WHAT THE TASK REQUIRES:
Quote the records in full and leave their pictures out.

MATERIAL PROVIDED:
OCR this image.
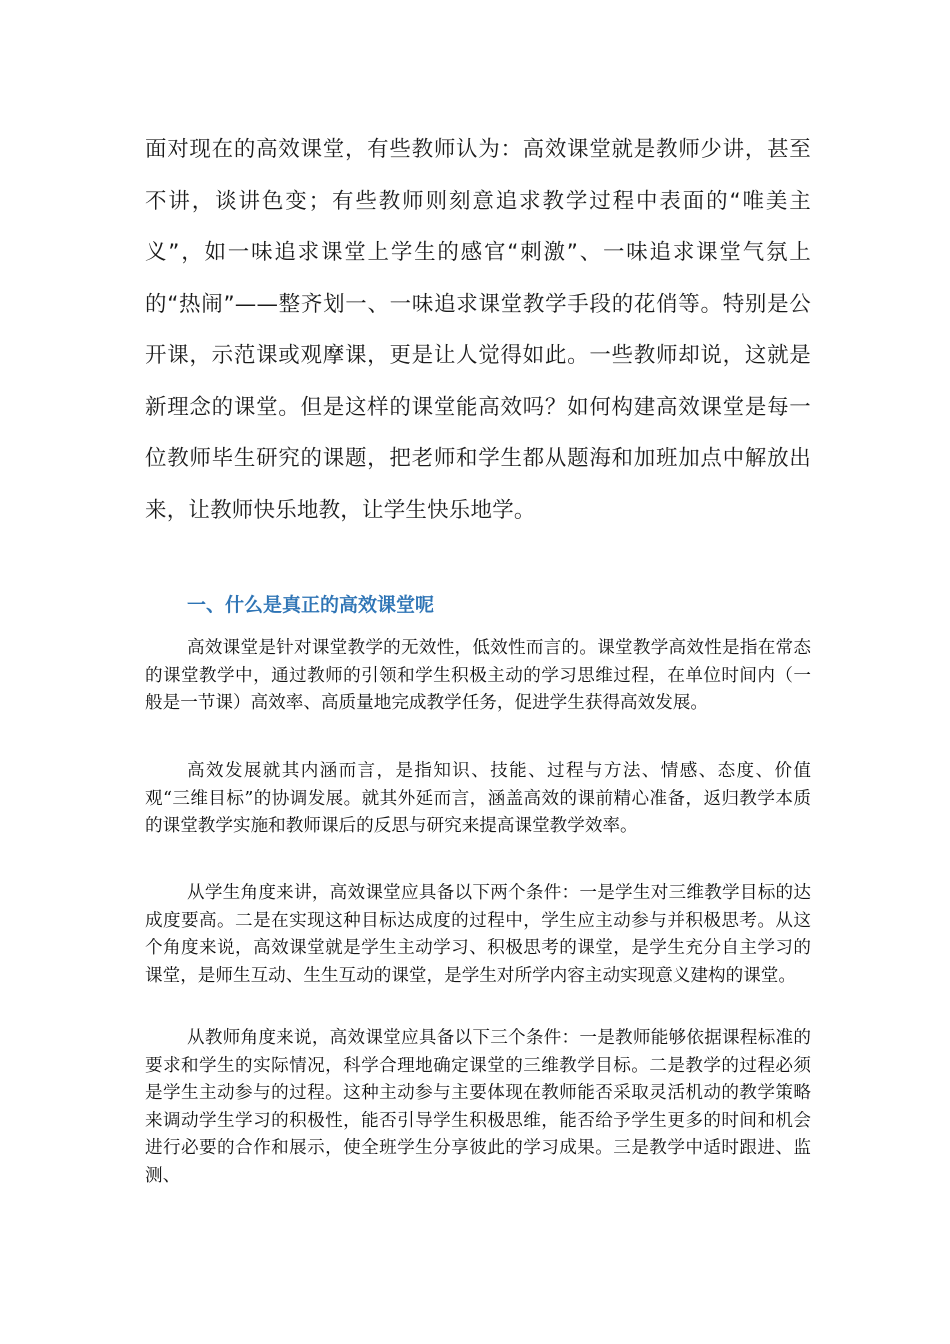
面对现在的高效课堂，有些教师认为：高效课堂就是教师少讲，甚至不讲，谈讲色变；有些教师则刻意追求教学过程中表面的“唯美主义”，如一味追求课堂上学生的感官“刺激”、一味追求课堂气氛上的“热闹”——整齐划一、一味追求课堂教学手段的花俏等。特别是公开课，示范课或观摩课，更是让人觉得如此。一些教师却说，这就是新理念的课堂。但是这样的课堂能高效吗？如何构建高效课堂是每一位教师毕生研究的课题，把老师和学生都从题海和加班加点中解放出来，让教师快乐地教，让学生快乐地学。

一、什么是真正的高效课堂呢

高效课堂是针对课堂教学的无效性，低效性而言的。课堂教学高效性是指在常态的课堂教学中，通过教师的引领和学生积极主动的学习思维过程，在单位时间内（一般是一节课）高效率、高质量地完成教学任务，促进学生获得高效发展。

高效发展就其内涵而言，是指知识、技能、过程与方法、情感、态度、价值观“三维目标”的协调发展。就其外延而言，涵盖高效的课前精心准备，返归教学本质的课堂教学实施和教师课后的反思与研究来提高课堂教学效率。

从学生角度来讲，高效课堂应具备以下两个条件：一是学生对三维教学目标的达成度要高。二是在实现这种目标达成度的过程中，学生应主动参与并积极思考。从这个角度来说，高效课堂就是学生主动学习、积极思考的课堂，是学生充分自主学习的课堂，是师生互动、生生互动的课堂，是学生对所学内容主动实现意义建构的课堂。

从教师角度来说，高效课堂应具备以下三个条件：一是教师能够依据课程标准的要求和学生的实际情况，科学合理地确定课堂的三维教学目标。二是教学的过程必须是学生主动参与的过程。这种主动参与主要体现在教师能否采取灵活机动的教学策略来调动学生学习的积极性，能否引导学生积极思维，能否给予学生更多的时间和机会进行必要的合作和展示，使全班学生分享彼此的学习成果。三是教学中适时跟进、监测、
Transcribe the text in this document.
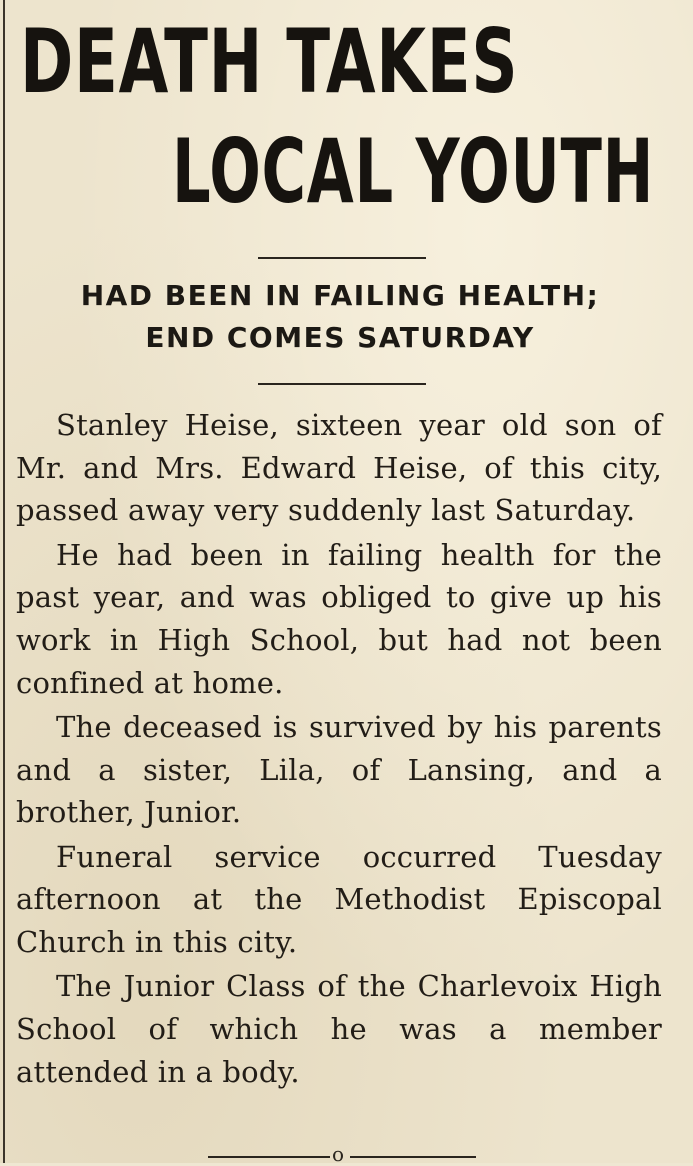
DEATH TAKES
LOCAL YOUTH
HAD BEEN IN FAILING HEALTH;
END COMES SATURDAY

Stanley Heise, sixteen year old son of Mr. and Mrs. Edward Heise, of this city, passed away very suddenly last Saturday.

He had been in failing health for the past year, and was obliged to give up his work in High School, but had not been confined at home.

The deceased is survived by his parents and a sister, Lila, of Lansing, and a brother, Junior.

Funeral service occurred Tuesday afternoon at the Methodist Episcopal Church in this city.

The Junior Class of the Charlevoix High School of which he was a member attended in a body.

o
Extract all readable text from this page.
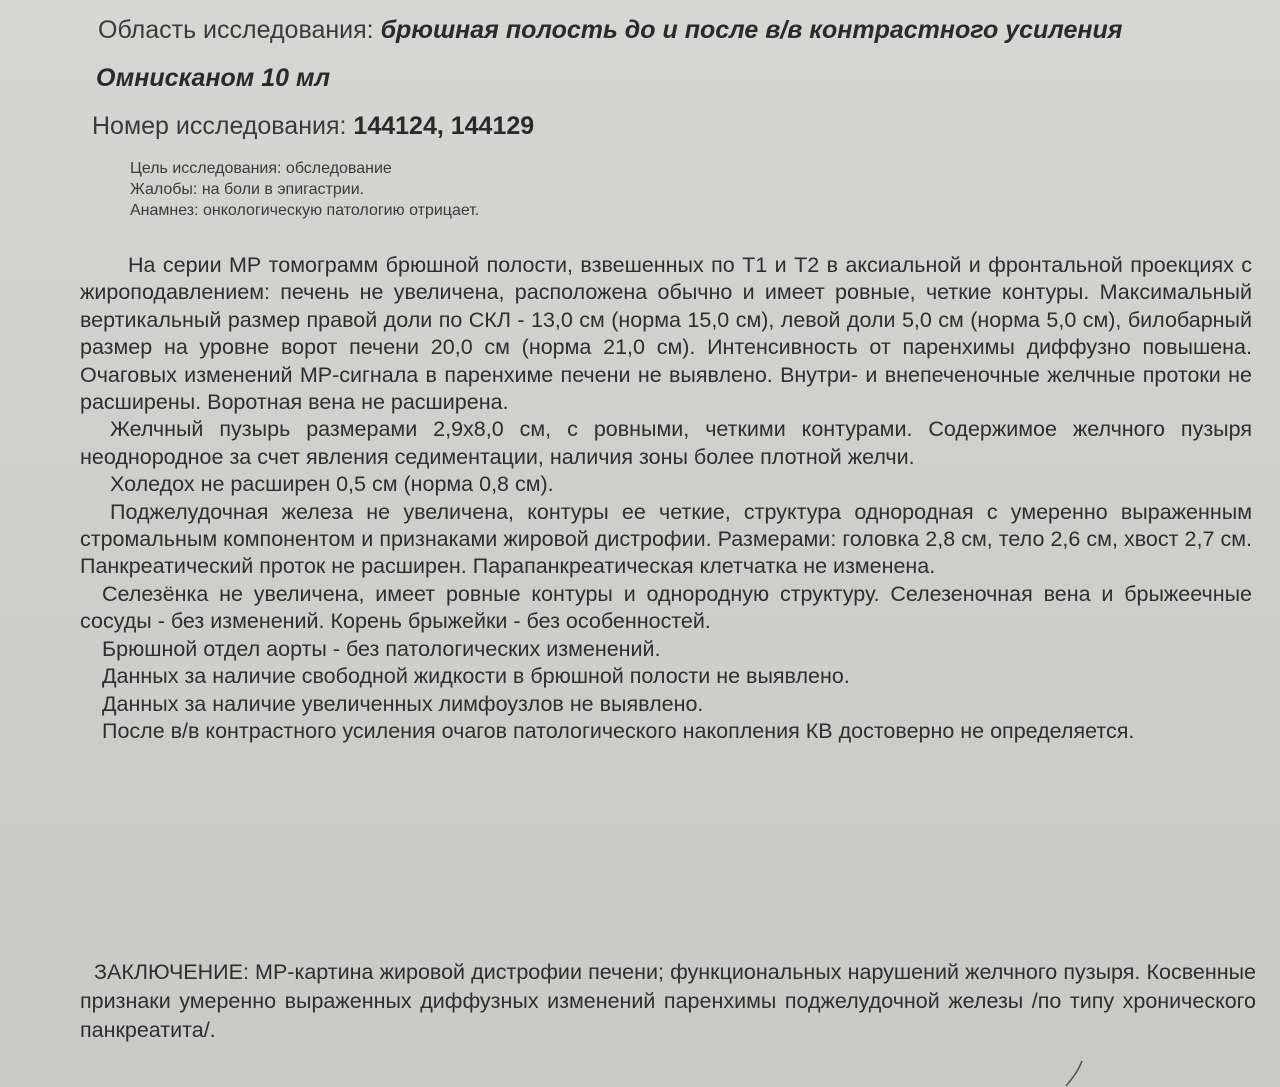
Область исследования: брюшная полость до и после в/в контрастного усиления
Омнисканом 10 мл
Номер исследования: 144124, 144129
Цель исследования: обследование
Жалобы: на боли в эпигастрии.
Анамнез: онкологическую патологию отрицает.

На серии МР томограмм брюшной полости, взвешенных по Т1 и Т2 в аксиальной и фронтальной проекциях с жироподавлением: печень не увеличена, расположена обычно и имеет ровные, четкие контуры. Максимальный вертикальный размер правой доли по СКЛ - 13,0 см (норма 15,0 см), левой доли 5,0 см (норма 5,0 см), билобарный размер на уровне ворот печени 20,0 см (норма 21,0 см). Интенсивность от паренхимы диффузно повышена. Очаговых изменений МР-сигнала в паренхиме печени не выявлено. Внутри- и внепеченочные желчные протоки не расширены. Воротная вена не расширена.

Желчный пузырь размерами 2,9х8,0 см, с ровными, четкими контурами. Содержимое желчного пузыря неоднородное за счет явления седиментации, наличия зоны более плотной желчи.

Холедох не расширен 0,5 см (норма 0,8 см).

Поджелудочная железа не увеличена, контуры ее четкие, структура однородная с умеренно выраженным стромальным компонентом и признаками жировой дистрофии. Размерами: головка 2,8 см, тело 2,6 см, хвост 2,7 см. Панкреатический проток не расширен. Парапанкреатическая клетчатка не изменена.

Селезёнка не увеличена, имеет ровные контуры и однородную структуру. Селезеночная вена и брыжеечные сосуды - без изменений. Корень брыжейки - без особенностей.

Брюшной отдел аорты - без патологических изменений.

Данных за наличие свободной жидкости в брюшной полости не выявлено.

Данных за наличие увеличенных лимфоузлов не выявлено.

После в/в контрастного усиления очагов патологического накопления КВ достоверно не определяется.

ЗАКЛЮЧЕНИЕ: МР-картина жировой дистрофии печени; функциональных нарушений желчного пузыря. Косвенные признаки умеренно выраженных диффузных изменений паренхимы поджелудочной железы /по типу хронического панкреатита/.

RESPONSE TO THIS EXERCISE:
OCR this image.
面对现在的高效课堂，有些教师认为：高效课堂就是教师少讲，甚至不讲，谈讲色变；有些教师则刻意追求教学过程中表面的“唯美主义”，如一味追求课堂上学生的感官“刺激”、一味追求课堂气氛上的“热闹”——整齐划一、一味追求课堂教学手段的花俏等。特别是公开课，示范课或观摩课，更是让人觉得如此。一些教师却说，这就是新理念的课堂。但是这样的课堂能高效吗？如何构建高效课堂是每一位教师毕生研究的课题，把老师和学生都从题海和加班加点中解放出来，让教师快乐地教，让学生快乐地学。

一、什么是真正的高效课堂呢

高效课堂是针对课堂教学的无效性，低效性而言的。课堂教学高效性是指在常态的课堂教学中，通过教师的引领和学生积极主动的学习思维过程，在单位时间内（一般是一节课）高效率、高质量地完成教学任务，促进学生获得高效发展。

高效发展就其内涵而言，是指知识、技能、过程与方法、情感、态度、价值观“三维目标”的协调发展。就其外延而言，涵盖高效的课前精心准备，返归教学本质的课堂教学实施和教师课后的反思与研究来提高课堂教学效率。

从学生角度来讲，高效课堂应具备以下两个条件：一是学生对三维教学目标的达成度要高。二是在实现这种目标达成度的过程中，学生应主动参与并积极思考。从这个角度来说，高效课堂就是学生主动学习、积极思考的课堂，是学生充分自主学习的课堂，是师生互动、生生互动的课堂，是学生对所学内容主动实现意义建构的课堂。

从教师角度来说，高效课堂应具备以下三个条件：一是教师能够依据课程标准的要求和学生的实际情况，科学合理地确定课堂的三维教学目标。二是教学的过程必须是学生主动参与的过程。这种主动参与主要体现在教师能否采取灵活机动的教学策略来调动学生学习的积极性，能否引导学生积极思维，能否给予学生更多的时间和机会进行必要的合作和展示，使全班学生分享彼此的学习成果。三是教学中适时跟进、监测、
Transcribe the text in this document.
DEATH TAKES
LOCAL YOUTH
HAD BEEN IN FAILING HEALTH;
END COMES SATURDAY

Stanley Heise, sixteen year old son of Mr. and Mrs. Edward Heise, of this city, passed away very suddenly last Saturday.

He had been in failing health for the past year, and was obliged to give up his work in High School, but had not been confined at home.

The deceased is survived by his parents and a sister, Lila, of Lansing, and a brother, Junior.

Funeral service occurred Tuesday afternoon at the Methodist Episcopal Church in this city.

The Junior Class of the Charlevoix High School of which he was a member attended in a body.

o
Extract all readable text from this page.
Область исследования: брюшная полость до и после в/в контрастного усиления
Омнисканом 10 мл
Номер исследования: 144124, 144129
Цель исследования: обследование
Жалобы: на боли в эпигастрии.
Анамнез: онкологическую патологию отрицает.

На серии МР томограмм брюшной полости, взвешенных по Т1 и Т2 в аксиальной и фронтальной проекциях с жироподавлением: печень не увеличена, расположена обычно и имеет ровные, четкие контуры. Максимальный вертикальный размер правой доли по СКЛ - 13,0 см (норма 15,0 см), левой доли 5,0 см (норма 5,0 см), билобарный размер на уровне ворот печени 20,0 см (норма 21,0 см). Интенсивность от паренхимы диффузно повышена. Очаговых изменений МР-сигнала в паренхиме печени не выявлено. Внутри- и внепеченочные желчные протоки не расширены. Воротная вена не расширена.

Желчный пузырь размерами 2,9х8,0 см, с ровными, четкими контурами. Содержимое желчного пузыря неоднородное за счет явления седиментации, наличия зоны более плотной желчи.

Холедох не расширен 0,5 см (норма 0,8 см).

Поджелудочная железа не увеличена, контуры ее четкие, структура однородная с умеренно выраженным стромальным компонентом и признаками жировой дистрофии. Размерами: головка 2,8 см, тело 2,6 см, хвост 2,7 см. Панкреатический проток не расширен. Парапанкреатическая клетчатка не изменена.

Селезёнка не увеличена, имеет ровные контуры и однородную структуру. Селезеночная вена и брыжеечные сосуды - без изменений. Корень брыжейки - без особенностей.

Брюшной отдел аорты - без патологических изменений.

Данных за наличие свободной жидкости в брюшной полости не выявлено.

Данных за наличие увеличенных лимфоузлов не выявлено.

После в/в контрастного усиления очагов патологического накопления КВ достоверно не определяется.

ЗАКЛЮЧЕНИЕ: МР-картина жировой дистрофии печени; функциональных нарушений желчного пузыря. Косвенные признаки умеренно выраженных диффузных изменений паренхимы поджелудочной железы /по типу хронического панкреатита/.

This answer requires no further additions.